** Start of Stored records **

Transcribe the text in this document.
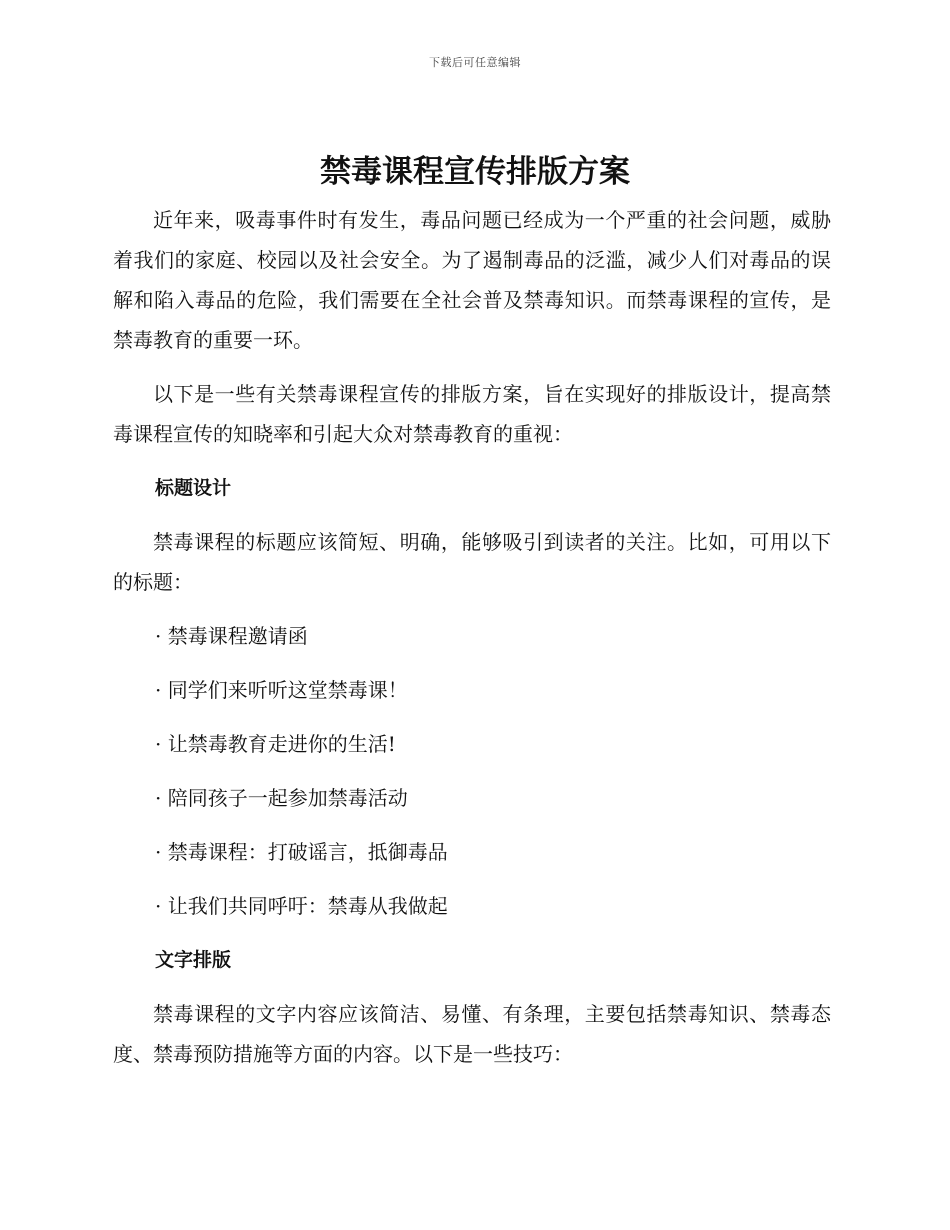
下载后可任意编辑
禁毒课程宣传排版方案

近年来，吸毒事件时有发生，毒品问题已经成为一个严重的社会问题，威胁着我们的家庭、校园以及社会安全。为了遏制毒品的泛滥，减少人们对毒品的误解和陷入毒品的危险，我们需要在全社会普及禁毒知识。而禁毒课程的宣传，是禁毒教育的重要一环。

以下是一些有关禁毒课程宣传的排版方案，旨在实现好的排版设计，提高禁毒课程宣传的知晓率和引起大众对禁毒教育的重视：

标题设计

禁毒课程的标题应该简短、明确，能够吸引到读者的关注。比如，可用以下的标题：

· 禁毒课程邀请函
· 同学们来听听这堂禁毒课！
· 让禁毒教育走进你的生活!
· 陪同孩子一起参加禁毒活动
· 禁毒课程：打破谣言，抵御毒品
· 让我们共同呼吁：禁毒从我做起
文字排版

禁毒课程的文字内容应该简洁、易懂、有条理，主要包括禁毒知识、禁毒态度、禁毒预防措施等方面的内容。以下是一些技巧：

** End of Stored records **

Reproduce each entry precisely. Leave the pictures out.

Task output.
Transcribe the text in this document.
下载后可任意编辑
禁毒课程宣传排版方案

近年来，吸毒事件时有发生，毒品问题已经成为一个严重的社会问题，威胁着我们的家庭、校园以及社会安全。为了遏制毒品的泛滥，减少人们对毒品的误解和陷入毒品的危险，我们需要在全社会普及禁毒知识。而禁毒课程的宣传，是禁毒教育的重要一环。

以下是一些有关禁毒课程宣传的排版方案，旨在实现好的排版设计，提高禁毒课程宣传的知晓率和引起大众对禁毒教育的重视：

标题设计

禁毒课程的标题应该简短、明确，能够吸引到读者的关注。比如，可用以下的标题：

· 禁毒课程邀请函
· 同学们来听听这堂禁毒课！
· 让禁毒教育走进你的生活!
· 陪同孩子一起参加禁毒活动
· 禁毒课程：打破谣言，抵御毒品
· 让我们共同呼吁：禁毒从我做起
文字排版

禁毒课程的文字内容应该简洁、易懂、有条理，主要包括禁毒知识、禁毒态度、禁毒预防措施等方面的内容。以下是一些技巧：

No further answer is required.